Instructions for the task
Write the records out again exactly, leaving no images in.

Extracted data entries
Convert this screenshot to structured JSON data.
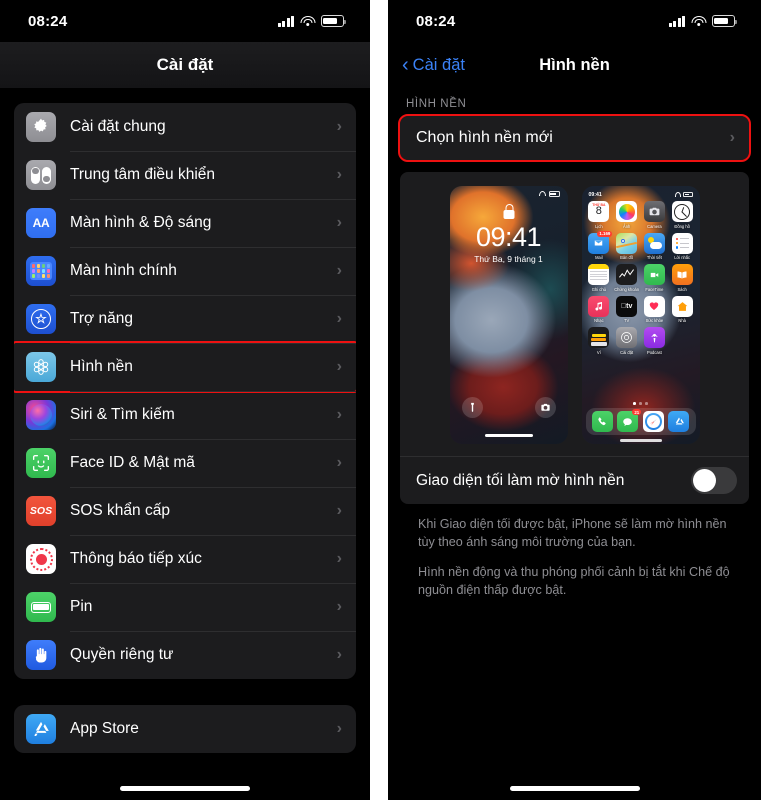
{
  "left": {
    "status": {
      "time": "08:24"
    },
    "nav": {
      "title": "Cài đặt"
    },
    "groups": [
      {
        "items": [
          {
            "label": "Cài đặt chung",
            "icon": "gear-icon"
          },
          {
            "label": "Trung tâm điều khiển",
            "icon": "control-center-icon"
          },
          {
            "label": "Màn hình & Độ sáng",
            "icon": "display-brightness-icon"
          },
          {
            "label": "Màn hình chính",
            "icon": "home-screen-icon"
          },
          {
            "label": "Trợ năng",
            "icon": "accessibility-icon"
          },
          {
            "label": "Hình nền",
            "icon": "wallpaper-icon",
            "highlighted": true
          },
          {
            "label": "Siri & Tìm kiếm",
            "icon": "siri-icon"
          },
          {
            "label": "Face ID & Mật mã",
            "icon": "face-id-icon"
          },
          {
            "label": "SOS khẩn cấp",
            "icon": "sos-icon"
          },
          {
            "label": "Thông báo tiếp xúc",
            "icon": "exposure-notification-icon"
          },
          {
            "label": "Pin",
            "icon": "battery-icon"
          },
          {
            "label": "Quyền riêng tư",
            "icon": "privacy-hand-icon"
          }
        ]
      },
      {
        "items": [
          {
            "label": "App Store",
            "icon": "app-store-icon"
          }
        ]
      }
    ]
  },
  "right": {
    "status": {
      "time": "08:24"
    },
    "nav": {
      "back_label": "Cài đặt",
      "title": "Hình nền"
    },
    "section_header": "HÌNH NỀN",
    "choose_row": {
      "label": "Chọn hình nền mới",
      "highlighted": true
    },
    "lock_preview": {
      "time": "09:41",
      "date": "Thứ Ba, 9 tháng 1"
    },
    "home_preview": {
      "status_time": "09:41",
      "apps": [
        {
          "name": "Lịch",
          "icon": "calendar-icon",
          "day": "8",
          "weekday": "THỨ BA"
        },
        {
          "name": "Ảnh",
          "icon": "photos-icon"
        },
        {
          "name": "Camera",
          "icon": "camera-icon"
        },
        {
          "name": "Đồng hồ",
          "icon": "clock-icon"
        },
        {
          "name": "Mail",
          "icon": "mail-icon",
          "badge": "1.169"
        },
        {
          "name": "Bản đồ",
          "icon": "maps-icon"
        },
        {
          "name": "Thời tiết",
          "icon": "weather-icon"
        },
        {
          "name": "Lời nhắc",
          "icon": "reminders-icon"
        },
        {
          "name": "Ghi chú",
          "icon": "notes-icon"
        },
        {
          "name": "Chứng khoán",
          "icon": "stocks-icon"
        },
        {
          "name": "FaceTime",
          "icon": "facetime-icon"
        },
        {
          "name": "Sách",
          "icon": "books-icon"
        },
        {
          "name": "Nhạc",
          "icon": "music-icon"
        },
        {
          "name": "TV",
          "icon": "tv-icon"
        },
        {
          "name": "Sức khỏe",
          "icon": "health-icon"
        },
        {
          "name": "Nhà",
          "icon": "home-app-icon"
        },
        {
          "name": "Ví",
          "icon": "wallet-icon"
        },
        {
          "name": "Cài đặt",
          "icon": "settings-app-icon"
        },
        {
          "name": "Podcast",
          "icon": "podcasts-icon"
        }
      ],
      "dock": [
        {
          "name": "Điện thoại",
          "icon": "phone-icon"
        },
        {
          "name": "Tin nhắn",
          "icon": "messages-icon",
          "badge": "21"
        },
        {
          "name": "Safari",
          "icon": "safari-icon"
        },
        {
          "name": "App Store",
          "icon": "app-store-icon"
        }
      ],
      "page_dots": 3,
      "active_dot": 0
    },
    "toggle": {
      "label": "Giao diện tối làm mờ hình nền",
      "on": false
    },
    "footnotes": [
      "Khi Giao diện tối được bật, iPhone sẽ làm mờ hình nền tùy theo ánh sáng môi trường của bạn.",
      "Hình nền động và thu phóng phối cảnh bị tắt khi Chế độ nguồn điện thấp được bật."
    ]
  },
  "colors": {
    "highlight": "#ee1111",
    "accent_blue": "#3b82f6",
    "card": "#1c1c1e",
    "secondary_text": "#8e8e93"
  }
}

Exercise output
Convert this screenshot to structured JSON data.
{
  "left": {
    "status": {
      "time": "08:24"
    },
    "nav": {
      "title": "Cài đặt"
    },
    "groups": [
      {
        "items": [
          {
            "label": "Cài đặt chung",
            "icon": "gear-icon"
          },
          {
            "label": "Trung tâm điều khiển",
            "icon": "control-center-icon"
          },
          {
            "label": "Màn hình & Độ sáng",
            "icon": "display-brightness-icon"
          },
          {
            "label": "Màn hình chính",
            "icon": "home-screen-icon"
          },
          {
            "label": "Trợ năng",
            "icon": "accessibility-icon"
          },
          {
            "label": "Hình nền",
            "icon": "wallpaper-icon",
            "highlighted": true
          },
          {
            "label": "Siri & Tìm kiếm",
            "icon": "siri-icon"
          },
          {
            "label": "Face ID & Mật mã",
            "icon": "face-id-icon"
          },
          {
            "label": "SOS khẩn cấp",
            "icon": "sos-icon"
          },
          {
            "label": "Thông báo tiếp xúc",
            "icon": "exposure-notification-icon"
          },
          {
            "label": "Pin",
            "icon": "battery-icon"
          },
          {
            "label": "Quyền riêng tư",
            "icon": "privacy-hand-icon"
          }
        ]
      },
      {
        "items": [
          {
            "label": "App Store",
            "icon": "app-store-icon"
          }
        ]
      }
    ]
  },
  "right": {
    "status": {
      "time": "08:24"
    },
    "nav": {
      "back_label": "Cài đặt",
      "title": "Hình nền"
    },
    "section_header": "HÌNH NỀN",
    "choose_row": {
      "label": "Chọn hình nền mới",
      "highlighted": true
    },
    "lock_preview": {
      "time": "09:41",
      "date": "Thứ Ba, 9 tháng 1"
    },
    "home_preview": {
      "status_time": "09:41",
      "apps": [
        {
          "name": "Lịch",
          "icon": "calendar-icon",
          "day": "8",
          "weekday": "THỨ BA"
        },
        {
          "name": "Ảnh",
          "icon": "photos-icon"
        },
        {
          "name": "Camera",
          "icon": "camera-icon"
        },
        {
          "name": "Đồng hồ",
          "icon": "clock-icon"
        },
        {
          "name": "Mail",
          "icon": "mail-icon",
          "badge": "1.169"
        },
        {
          "name": "Bản đồ",
          "icon": "maps-icon"
        },
        {
          "name": "Thời tiết",
          "icon": "weather-icon"
        },
        {
          "name": "Lời nhắc",
          "icon": "reminders-icon"
        },
        {
          "name": "Ghi chú",
          "icon": "notes-icon"
        },
        {
          "name": "Chứng khoán",
          "icon": "stocks-icon"
        },
        {
          "name": "FaceTime",
          "icon": "facetime-icon"
        },
        {
          "name": "Sách",
          "icon": "books-icon"
        },
        {
          "name": "Nhạc",
          "icon": "music-icon"
        },
        {
          "name": "TV",
          "icon": "tv-icon"
        },
        {
          "name": "Sức khỏe",
          "icon": "health-icon"
        },
        {
          "name": "Nhà",
          "icon": "home-app-icon"
        },
        {
          "name": "Ví",
          "icon": "wallet-icon"
        },
        {
          "name": "Cài đặt",
          "icon": "settings-app-icon"
        },
        {
          "name": "Podcast",
          "icon": "podcasts-icon"
        }
      ],
      "dock": [
        {
          "name": "Điện thoại",
          "icon": "phone-icon"
        },
        {
          "name": "Tin nhắn",
          "icon": "messages-icon",
          "badge": "21"
        },
        {
          "name": "Safari",
          "icon": "safari-icon"
        },
        {
          "name": "App Store",
          "icon": "app-store-icon"
        }
      ],
      "page_dots": 3,
      "active_dot": 0
    },
    "toggle": {
      "label": "Giao diện tối làm mờ hình nền",
      "on": false
    },
    "footnotes": [
      "Khi Giao diện tối được bật, iPhone sẽ làm mờ hình nền tùy theo ánh sáng môi trường của bạn.",
      "Hình nền động và thu phóng phối cảnh bị tắt khi Chế độ nguồn điện thấp được bật."
    ]
  },
  "colors": {
    "highlight": "#ee1111",
    "accent_blue": "#3b82f6",
    "card": "#1c1c1e",
    "secondary_text": "#8e8e93"
  }
}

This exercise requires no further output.